-------- RECORDS FOR THE EXERCISE --------

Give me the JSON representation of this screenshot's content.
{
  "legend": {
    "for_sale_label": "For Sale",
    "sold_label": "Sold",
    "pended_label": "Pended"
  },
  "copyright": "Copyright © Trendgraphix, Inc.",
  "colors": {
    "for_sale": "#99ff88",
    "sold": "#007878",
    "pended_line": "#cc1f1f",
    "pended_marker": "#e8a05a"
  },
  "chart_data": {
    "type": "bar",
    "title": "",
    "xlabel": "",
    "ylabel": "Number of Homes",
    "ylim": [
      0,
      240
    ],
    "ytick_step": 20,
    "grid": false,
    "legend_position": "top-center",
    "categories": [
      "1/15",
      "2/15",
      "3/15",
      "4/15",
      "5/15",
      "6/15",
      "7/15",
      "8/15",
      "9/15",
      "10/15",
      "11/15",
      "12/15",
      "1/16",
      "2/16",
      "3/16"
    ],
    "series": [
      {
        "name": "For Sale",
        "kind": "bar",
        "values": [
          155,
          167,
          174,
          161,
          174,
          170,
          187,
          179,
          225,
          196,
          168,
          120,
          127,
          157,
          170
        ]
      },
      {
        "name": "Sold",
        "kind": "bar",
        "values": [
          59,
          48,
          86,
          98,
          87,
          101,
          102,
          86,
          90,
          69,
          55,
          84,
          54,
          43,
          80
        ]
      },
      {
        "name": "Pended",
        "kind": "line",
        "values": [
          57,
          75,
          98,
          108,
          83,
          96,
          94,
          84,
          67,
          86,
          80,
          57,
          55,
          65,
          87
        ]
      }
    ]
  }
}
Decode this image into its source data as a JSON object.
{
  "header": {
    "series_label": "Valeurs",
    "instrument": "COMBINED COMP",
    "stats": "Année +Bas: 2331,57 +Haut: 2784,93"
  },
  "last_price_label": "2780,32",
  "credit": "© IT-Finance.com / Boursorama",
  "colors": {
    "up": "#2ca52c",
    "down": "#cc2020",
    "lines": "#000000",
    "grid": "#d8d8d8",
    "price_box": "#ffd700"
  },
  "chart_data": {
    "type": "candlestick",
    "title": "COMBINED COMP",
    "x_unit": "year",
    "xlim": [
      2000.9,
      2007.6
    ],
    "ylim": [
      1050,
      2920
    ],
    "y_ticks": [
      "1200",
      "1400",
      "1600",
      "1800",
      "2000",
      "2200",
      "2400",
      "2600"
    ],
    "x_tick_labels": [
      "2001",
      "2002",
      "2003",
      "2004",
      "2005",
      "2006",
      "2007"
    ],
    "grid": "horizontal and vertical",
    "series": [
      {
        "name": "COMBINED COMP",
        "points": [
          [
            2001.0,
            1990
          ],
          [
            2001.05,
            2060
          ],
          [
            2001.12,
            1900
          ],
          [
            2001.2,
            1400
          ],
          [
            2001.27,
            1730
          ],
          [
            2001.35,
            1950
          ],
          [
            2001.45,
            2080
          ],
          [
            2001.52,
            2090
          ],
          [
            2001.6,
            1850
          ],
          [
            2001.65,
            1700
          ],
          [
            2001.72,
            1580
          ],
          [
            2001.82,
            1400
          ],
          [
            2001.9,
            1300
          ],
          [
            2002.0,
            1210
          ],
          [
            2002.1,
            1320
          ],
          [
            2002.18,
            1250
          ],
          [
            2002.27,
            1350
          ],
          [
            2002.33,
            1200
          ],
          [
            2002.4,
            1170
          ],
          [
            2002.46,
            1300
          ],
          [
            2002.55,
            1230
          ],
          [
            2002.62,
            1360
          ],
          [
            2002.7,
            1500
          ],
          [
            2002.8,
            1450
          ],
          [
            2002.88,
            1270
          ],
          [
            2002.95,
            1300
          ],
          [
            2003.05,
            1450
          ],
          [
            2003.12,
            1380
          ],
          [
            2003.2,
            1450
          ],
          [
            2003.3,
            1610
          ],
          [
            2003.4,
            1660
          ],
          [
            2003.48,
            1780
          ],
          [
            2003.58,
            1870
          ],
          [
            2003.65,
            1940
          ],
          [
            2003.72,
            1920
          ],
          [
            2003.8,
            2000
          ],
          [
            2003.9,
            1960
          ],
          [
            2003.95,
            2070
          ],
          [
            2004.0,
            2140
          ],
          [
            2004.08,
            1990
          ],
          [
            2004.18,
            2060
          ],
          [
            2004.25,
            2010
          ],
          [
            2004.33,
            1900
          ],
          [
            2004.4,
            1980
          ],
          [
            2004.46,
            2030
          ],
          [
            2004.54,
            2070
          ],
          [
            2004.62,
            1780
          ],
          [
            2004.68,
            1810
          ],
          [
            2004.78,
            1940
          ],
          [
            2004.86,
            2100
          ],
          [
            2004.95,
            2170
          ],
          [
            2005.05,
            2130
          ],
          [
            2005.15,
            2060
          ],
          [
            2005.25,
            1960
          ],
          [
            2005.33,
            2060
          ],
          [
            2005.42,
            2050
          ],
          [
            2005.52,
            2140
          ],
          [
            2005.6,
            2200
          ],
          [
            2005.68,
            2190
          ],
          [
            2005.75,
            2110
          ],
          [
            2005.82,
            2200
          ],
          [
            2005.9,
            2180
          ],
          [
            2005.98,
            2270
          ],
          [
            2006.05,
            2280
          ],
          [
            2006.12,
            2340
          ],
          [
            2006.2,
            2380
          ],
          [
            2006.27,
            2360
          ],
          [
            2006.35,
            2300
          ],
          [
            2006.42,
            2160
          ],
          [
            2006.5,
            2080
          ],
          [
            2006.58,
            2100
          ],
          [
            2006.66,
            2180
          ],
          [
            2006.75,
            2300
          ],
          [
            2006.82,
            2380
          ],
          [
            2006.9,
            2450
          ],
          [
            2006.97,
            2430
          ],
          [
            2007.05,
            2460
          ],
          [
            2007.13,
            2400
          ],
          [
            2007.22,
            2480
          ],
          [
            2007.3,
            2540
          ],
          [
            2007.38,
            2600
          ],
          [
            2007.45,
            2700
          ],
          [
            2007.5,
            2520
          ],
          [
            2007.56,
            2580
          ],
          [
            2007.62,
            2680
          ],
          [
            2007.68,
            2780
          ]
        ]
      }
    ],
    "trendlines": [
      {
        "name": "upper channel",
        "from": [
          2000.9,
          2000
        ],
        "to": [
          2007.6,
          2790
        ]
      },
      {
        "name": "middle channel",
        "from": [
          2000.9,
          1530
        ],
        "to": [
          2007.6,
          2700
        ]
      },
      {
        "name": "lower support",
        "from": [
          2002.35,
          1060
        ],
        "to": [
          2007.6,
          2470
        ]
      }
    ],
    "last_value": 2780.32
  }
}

--------

- PROBLEM
Retype the entries one by one, exactly.

- WORKED SOLUTION
Give me the JSON representation of this screenshot's content.
{
  "legend": {
    "for_sale_label": "For Sale",
    "sold_label": "Sold",
    "pended_label": "Pended"
  },
  "copyright": "Copyright © Trendgraphix, Inc.",
  "colors": {
    "for_sale": "#99ff88",
    "sold": "#007878",
    "pended_line": "#cc1f1f",
    "pended_marker": "#e8a05a"
  },
  "chart_data": {
    "type": "bar",
    "title": "",
    "xlabel": "",
    "ylabel": "Number of Homes",
    "ylim": [
      0,
      240
    ],
    "ytick_step": 20,
    "grid": false,
    "legend_position": "top-center",
    "categories": [
      "1/15",
      "2/15",
      "3/15",
      "4/15",
      "5/15",
      "6/15",
      "7/15",
      "8/15",
      "9/15",
      "10/15",
      "11/15",
      "12/15",
      "1/16",
      "2/16",
      "3/16"
    ],
    "series": [
      {
        "name": "For Sale",
        "kind": "bar",
        "values": [
          155,
          167,
          174,
          161,
          174,
          170,
          187,
          179,
          225,
          196,
          168,
          120,
          127,
          157,
          170
        ]
      },
      {
        "name": "Sold",
        "kind": "bar",
        "values": [
          59,
          48,
          86,
          98,
          87,
          101,
          102,
          86,
          90,
          69,
          55,
          84,
          54,
          43,
          80
        ]
      },
      {
        "name": "Pended",
        "kind": "line",
        "values": [
          57,
          75,
          98,
          108,
          83,
          96,
          94,
          84,
          67,
          86,
          80,
          57,
          55,
          65,
          87
        ]
      }
    ]
  }
}
Decode this image into its source data as a JSON object.
{
  "header": {
    "series_label": "Valeurs",
    "instrument": "COMBINED COMP",
    "stats": "Année +Bas: 2331,57 +Haut: 2784,93"
  },
  "last_price_label": "2780,32",
  "credit": "© IT-Finance.com / Boursorama",
  "colors": {
    "up": "#2ca52c",
    "down": "#cc2020",
    "lines": "#000000",
    "grid": "#d8d8d8",
    "price_box": "#ffd700"
  },
  "chart_data": {
    "type": "candlestick",
    "title": "COMBINED COMP",
    "x_unit": "year",
    "xlim": [
      2000.9,
      2007.6
    ],
    "ylim": [
      1050,
      2920
    ],
    "y_ticks": [
      "1200",
      "1400",
      "1600",
      "1800",
      "2000",
      "2200",
      "2400",
      "2600"
    ],
    "x_tick_labels": [
      "2001",
      "2002",
      "2003",
      "2004",
      "2005",
      "2006",
      "2007"
    ],
    "grid": "horizontal and vertical",
    "series": [
      {
        "name": "COMBINED COMP",
        "points": [
          [
            2001.0,
            1990
          ],
          [
            2001.05,
            2060
          ],
          [
            2001.12,
            1900
          ],
          [
            2001.2,
            1400
          ],
          [
            2001.27,
            1730
          ],
          [
            2001.35,
            1950
          ],
          [
            2001.45,
            2080
          ],
          [
            2001.52,
            2090
          ],
          [
            2001.6,
            1850
          ],
          [
            2001.65,
            1700
          ],
          [
            2001.72,
            1580
          ],
          [
            2001.82,
            1400
          ],
          [
            2001.9,
            1300
          ],
          [
            2002.0,
            1210
          ],
          [
            2002.1,
            1320
          ],
          [
            2002.18,
            1250
          ],
          [
            2002.27,
            1350
          ],
          [
            2002.33,
            1200
          ],
          [
            2002.4,
            1170
          ],
          [
            2002.46,
            1300
          ],
          [
            2002.55,
            1230
          ],
          [
            2002.62,
            1360
          ],
          [
            2002.7,
            1500
          ],
          [
            2002.8,
            1450
          ],
          [
            2002.88,
            1270
          ],
          [
            2002.95,
            1300
          ],
          [
            2003.05,
            1450
          ],
          [
            2003.12,
            1380
          ],
          [
            2003.2,
            1450
          ],
          [
            2003.3,
            1610
          ],
          [
            2003.4,
            1660
          ],
          [
            2003.48,
            1780
          ],
          [
            2003.58,
            1870
          ],
          [
            2003.65,
            1940
          ],
          [
            2003.72,
            1920
          ],
          [
            2003.8,
            2000
          ],
          [
            2003.9,
            1960
          ],
          [
            2003.95,
            2070
          ],
          [
            2004.0,
            2140
          ],
          [
            2004.08,
            1990
          ],
          [
            2004.18,
            2060
          ],
          [
            2004.25,
            2010
          ],
          [
            2004.33,
            1900
          ],
          [
            2004.4,
            1980
          ],
          [
            2004.46,
            2030
          ],
          [
            2004.54,
            2070
          ],
          [
            2004.62,
            1780
          ],
          [
            2004.68,
            1810
          ],
          [
            2004.78,
            1940
          ],
          [
            2004.86,
            2100
          ],
          [
            2004.95,
            2170
          ],
          [
            2005.05,
            2130
          ],
          [
            2005.15,
            2060
          ],
          [
            2005.25,
            1960
          ],
          [
            2005.33,
            2060
          ],
          [
            2005.42,
            2050
          ],
          [
            2005.52,
            2140
          ],
          [
            2005.6,
            2200
          ],
          [
            2005.68,
            2190
          ],
          [
            2005.75,
            2110
          ],
          [
            2005.82,
            2200
          ],
          [
            2005.9,
            2180
          ],
          [
            2005.98,
            2270
          ],
          [
            2006.05,
            2280
          ],
          [
            2006.12,
            2340
          ],
          [
            2006.2,
            2380
          ],
          [
            2006.27,
            2360
          ],
          [
            2006.35,
            2300
          ],
          [
            2006.42,
            2160
          ],
          [
            2006.5,
            2080
          ],
          [
            2006.58,
            2100
          ],
          [
            2006.66,
            2180
          ],
          [
            2006.75,
            2300
          ],
          [
            2006.82,
            2380
          ],
          [
            2006.9,
            2450
          ],
          [
            2006.97,
            2430
          ],
          [
            2007.05,
            2460
          ],
          [
            2007.13,
            2400
          ],
          [
            2007.22,
            2480
          ],
          [
            2007.3,
            2540
          ],
          [
            2007.38,
            2600
          ],
          [
            2007.45,
            2700
          ],
          [
            2007.5,
            2520
          ],
          [
            2007.56,
            2580
          ],
          [
            2007.62,
            2680
          ],
          [
            2007.68,
            2780
          ]
        ]
      }
    ],
    "trendlines": [
      {
        "name": "upper channel",
        "from": [
          2000.9,
          2000
        ],
        "to": [
          2007.6,
          2790
        ]
      },
      {
        "name": "middle channel",
        "from": [
          2000.9,
          1530
        ],
        "to": [
          2007.6,
          2700
        ]
      },
      {
        "name": "lower support",
        "from": [
          2002.35,
          1060
        ],
        "to": [
          2007.6,
          2470
        ]
      }
    ],
    "last_value": 2780.32
  }
}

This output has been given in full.